WHAT YOU ARE ASKED TO DO = Check every line of the data below for the word "sondern". Copy the ones that have it.

[Images of pages and their text]
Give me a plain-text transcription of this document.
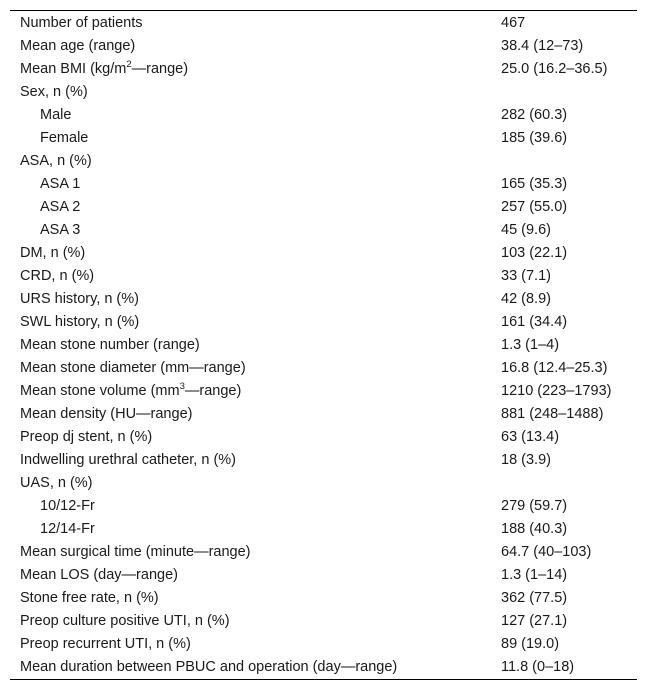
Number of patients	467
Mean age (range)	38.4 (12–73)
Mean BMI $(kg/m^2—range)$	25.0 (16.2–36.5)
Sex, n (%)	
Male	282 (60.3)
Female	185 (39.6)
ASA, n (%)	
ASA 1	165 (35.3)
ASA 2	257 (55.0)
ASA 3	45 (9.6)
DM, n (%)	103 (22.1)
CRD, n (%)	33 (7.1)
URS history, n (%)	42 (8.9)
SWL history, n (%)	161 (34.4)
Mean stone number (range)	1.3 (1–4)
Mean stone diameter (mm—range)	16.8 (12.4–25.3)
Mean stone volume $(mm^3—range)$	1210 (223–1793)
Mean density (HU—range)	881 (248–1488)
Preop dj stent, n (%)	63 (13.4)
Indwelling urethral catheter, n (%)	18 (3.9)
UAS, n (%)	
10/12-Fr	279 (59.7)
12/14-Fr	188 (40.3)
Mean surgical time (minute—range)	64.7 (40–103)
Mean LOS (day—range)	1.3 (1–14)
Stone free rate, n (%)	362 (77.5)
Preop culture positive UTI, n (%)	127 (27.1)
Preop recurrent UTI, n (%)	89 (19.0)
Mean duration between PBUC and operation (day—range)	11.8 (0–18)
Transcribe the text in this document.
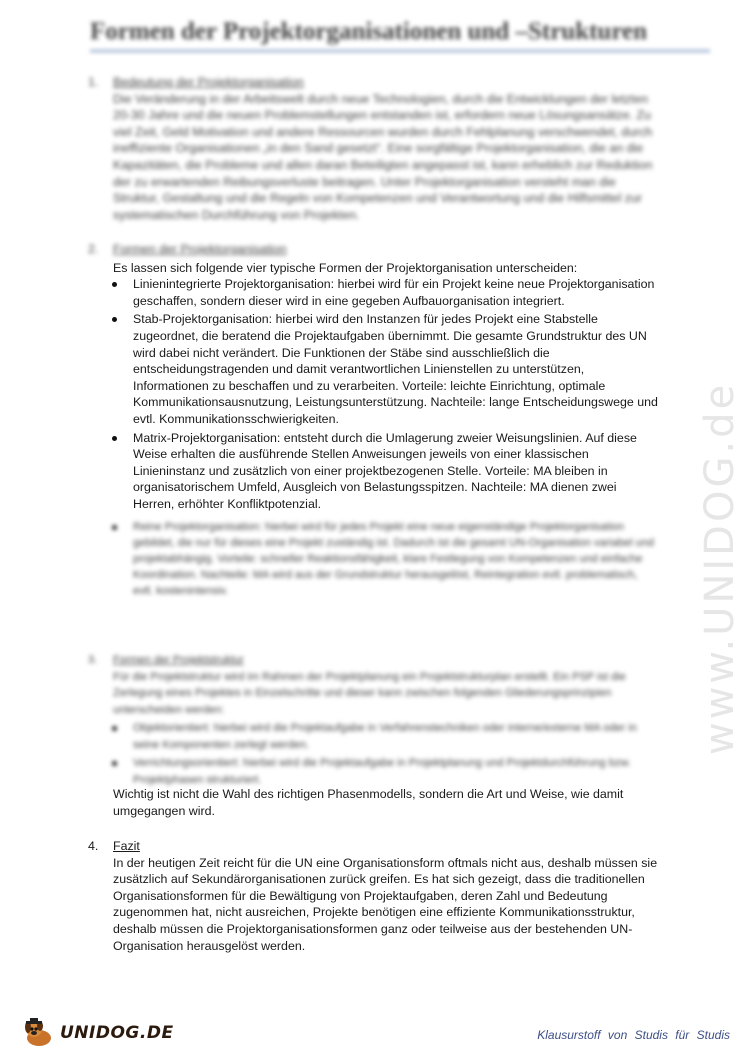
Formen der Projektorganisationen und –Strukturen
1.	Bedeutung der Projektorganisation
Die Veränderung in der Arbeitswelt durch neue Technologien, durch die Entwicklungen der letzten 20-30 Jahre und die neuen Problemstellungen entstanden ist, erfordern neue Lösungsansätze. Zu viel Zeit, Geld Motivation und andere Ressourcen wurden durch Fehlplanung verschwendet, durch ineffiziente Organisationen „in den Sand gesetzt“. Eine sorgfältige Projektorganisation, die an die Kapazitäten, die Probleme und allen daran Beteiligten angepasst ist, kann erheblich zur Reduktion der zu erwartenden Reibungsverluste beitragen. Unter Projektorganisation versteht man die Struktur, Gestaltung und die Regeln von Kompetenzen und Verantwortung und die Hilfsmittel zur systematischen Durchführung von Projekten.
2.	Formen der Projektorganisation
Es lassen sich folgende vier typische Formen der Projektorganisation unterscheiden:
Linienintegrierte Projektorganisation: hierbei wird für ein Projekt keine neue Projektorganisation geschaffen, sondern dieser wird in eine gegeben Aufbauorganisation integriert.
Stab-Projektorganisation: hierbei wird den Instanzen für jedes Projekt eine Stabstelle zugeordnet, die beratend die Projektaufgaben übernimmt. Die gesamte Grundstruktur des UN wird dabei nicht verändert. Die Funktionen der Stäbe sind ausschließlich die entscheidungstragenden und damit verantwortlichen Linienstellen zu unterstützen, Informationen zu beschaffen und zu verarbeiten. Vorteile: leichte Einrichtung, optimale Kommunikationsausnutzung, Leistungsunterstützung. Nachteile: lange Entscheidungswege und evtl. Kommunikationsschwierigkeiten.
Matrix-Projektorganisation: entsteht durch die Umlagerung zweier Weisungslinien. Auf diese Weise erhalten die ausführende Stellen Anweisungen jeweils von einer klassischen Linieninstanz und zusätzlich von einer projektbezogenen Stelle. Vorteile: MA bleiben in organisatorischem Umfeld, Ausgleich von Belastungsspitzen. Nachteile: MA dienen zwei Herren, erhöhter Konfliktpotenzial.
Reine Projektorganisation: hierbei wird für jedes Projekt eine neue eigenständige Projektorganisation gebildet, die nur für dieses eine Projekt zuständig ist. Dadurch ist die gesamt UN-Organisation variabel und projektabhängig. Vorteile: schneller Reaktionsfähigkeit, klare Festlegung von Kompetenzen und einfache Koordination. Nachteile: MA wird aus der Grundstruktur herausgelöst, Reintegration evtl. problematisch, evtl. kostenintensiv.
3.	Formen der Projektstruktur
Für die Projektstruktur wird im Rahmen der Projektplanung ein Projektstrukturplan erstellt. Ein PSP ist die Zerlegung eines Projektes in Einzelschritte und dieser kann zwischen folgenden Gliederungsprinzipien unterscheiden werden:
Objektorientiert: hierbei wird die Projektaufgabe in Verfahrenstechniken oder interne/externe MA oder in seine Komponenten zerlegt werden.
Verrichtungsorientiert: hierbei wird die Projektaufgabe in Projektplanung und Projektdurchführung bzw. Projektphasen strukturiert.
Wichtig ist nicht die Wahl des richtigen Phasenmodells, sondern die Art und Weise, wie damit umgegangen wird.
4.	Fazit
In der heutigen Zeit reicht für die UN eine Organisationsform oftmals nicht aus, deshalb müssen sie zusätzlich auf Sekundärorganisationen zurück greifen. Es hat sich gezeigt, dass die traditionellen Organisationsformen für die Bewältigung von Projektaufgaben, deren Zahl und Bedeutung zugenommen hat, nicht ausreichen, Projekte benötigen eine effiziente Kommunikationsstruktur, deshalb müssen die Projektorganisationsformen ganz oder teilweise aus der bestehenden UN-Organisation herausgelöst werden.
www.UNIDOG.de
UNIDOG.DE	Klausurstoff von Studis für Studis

ANSWER SECTION =
Linienintegrierte Projektorganisation: hierbei wird für ein Projekt keine neue Projektorganisation geschaffen, sondern dieser wird in eine gegeben Aufbauorganisation integriert.
Wichtig ist nicht die Wahl des richtigen Phasenmodells, sondern die Art und Weise, wie damit umgegangen wird.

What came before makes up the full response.